TASK REQUIREMENTS:
Show each line that has the string "this" in it.
___ DATA ___
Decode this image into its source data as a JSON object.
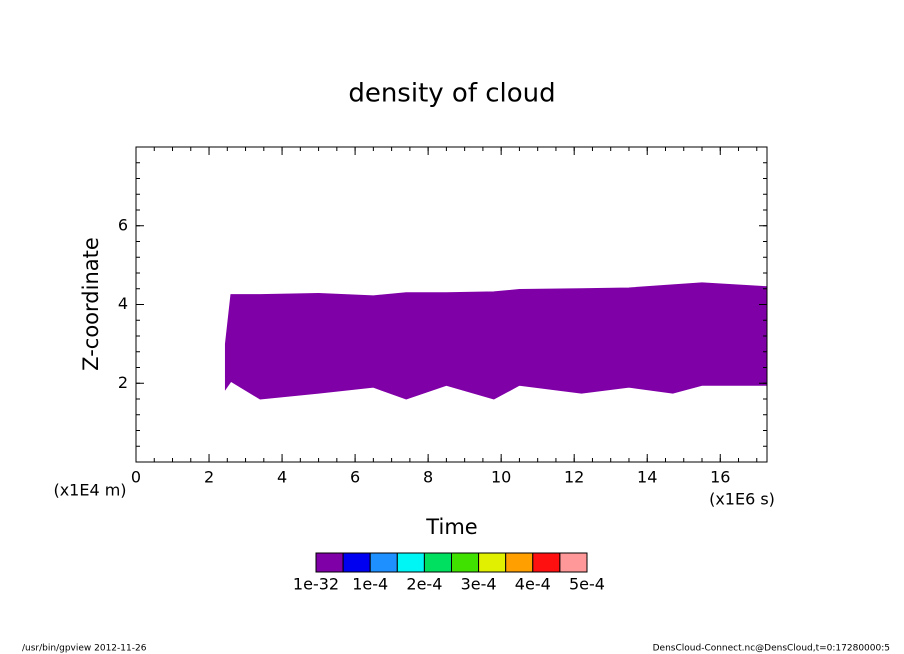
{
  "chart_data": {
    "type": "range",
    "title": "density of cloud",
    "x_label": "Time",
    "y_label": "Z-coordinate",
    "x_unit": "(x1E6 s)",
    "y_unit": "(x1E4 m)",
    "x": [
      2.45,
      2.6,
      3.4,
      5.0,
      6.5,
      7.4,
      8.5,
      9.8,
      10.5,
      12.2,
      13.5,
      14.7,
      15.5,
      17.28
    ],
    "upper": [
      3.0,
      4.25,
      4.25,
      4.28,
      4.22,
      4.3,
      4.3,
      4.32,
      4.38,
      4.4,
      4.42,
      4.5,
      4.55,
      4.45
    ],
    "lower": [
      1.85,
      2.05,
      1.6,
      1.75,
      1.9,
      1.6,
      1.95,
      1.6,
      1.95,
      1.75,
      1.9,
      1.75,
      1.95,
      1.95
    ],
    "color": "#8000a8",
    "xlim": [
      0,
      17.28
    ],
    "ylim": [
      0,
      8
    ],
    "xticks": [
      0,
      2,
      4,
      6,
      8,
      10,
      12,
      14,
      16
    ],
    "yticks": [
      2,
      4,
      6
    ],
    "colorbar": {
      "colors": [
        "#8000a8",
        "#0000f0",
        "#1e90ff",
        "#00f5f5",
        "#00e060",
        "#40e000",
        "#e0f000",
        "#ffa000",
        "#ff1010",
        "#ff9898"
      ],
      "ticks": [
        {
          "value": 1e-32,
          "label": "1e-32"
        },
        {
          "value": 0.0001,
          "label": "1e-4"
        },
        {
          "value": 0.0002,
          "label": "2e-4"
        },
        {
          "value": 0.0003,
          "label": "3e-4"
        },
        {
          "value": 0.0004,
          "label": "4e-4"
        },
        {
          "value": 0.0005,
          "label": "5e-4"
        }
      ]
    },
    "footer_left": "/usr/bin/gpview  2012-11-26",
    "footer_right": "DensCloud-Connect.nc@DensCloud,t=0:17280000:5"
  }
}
___
___ DATA ___
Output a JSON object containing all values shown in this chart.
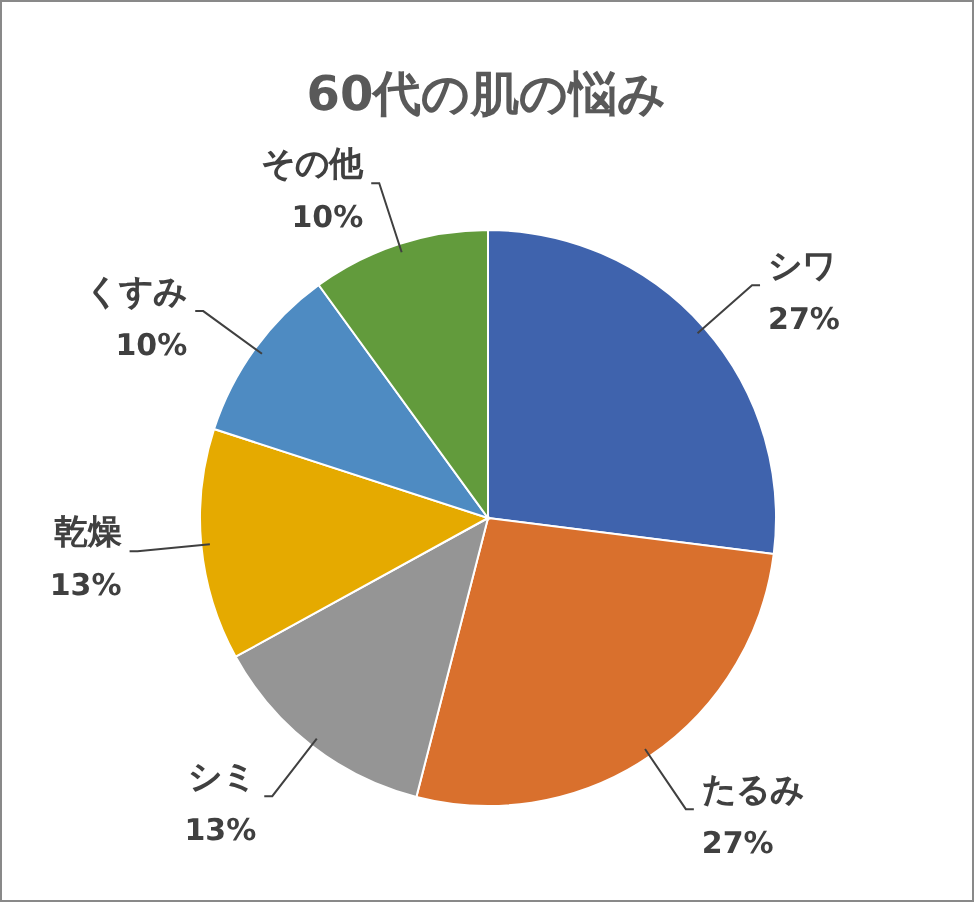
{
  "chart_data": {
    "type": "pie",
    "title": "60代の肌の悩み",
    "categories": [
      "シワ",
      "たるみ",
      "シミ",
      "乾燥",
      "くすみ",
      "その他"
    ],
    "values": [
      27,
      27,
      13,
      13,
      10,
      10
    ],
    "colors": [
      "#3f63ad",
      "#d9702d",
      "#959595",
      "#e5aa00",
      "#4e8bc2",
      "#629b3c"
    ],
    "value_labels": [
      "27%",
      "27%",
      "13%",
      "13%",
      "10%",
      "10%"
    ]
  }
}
___
FINISHED TASK:
Decode this image into its source data as a JSON object.
Output a JSON object containing all values shown in this chart.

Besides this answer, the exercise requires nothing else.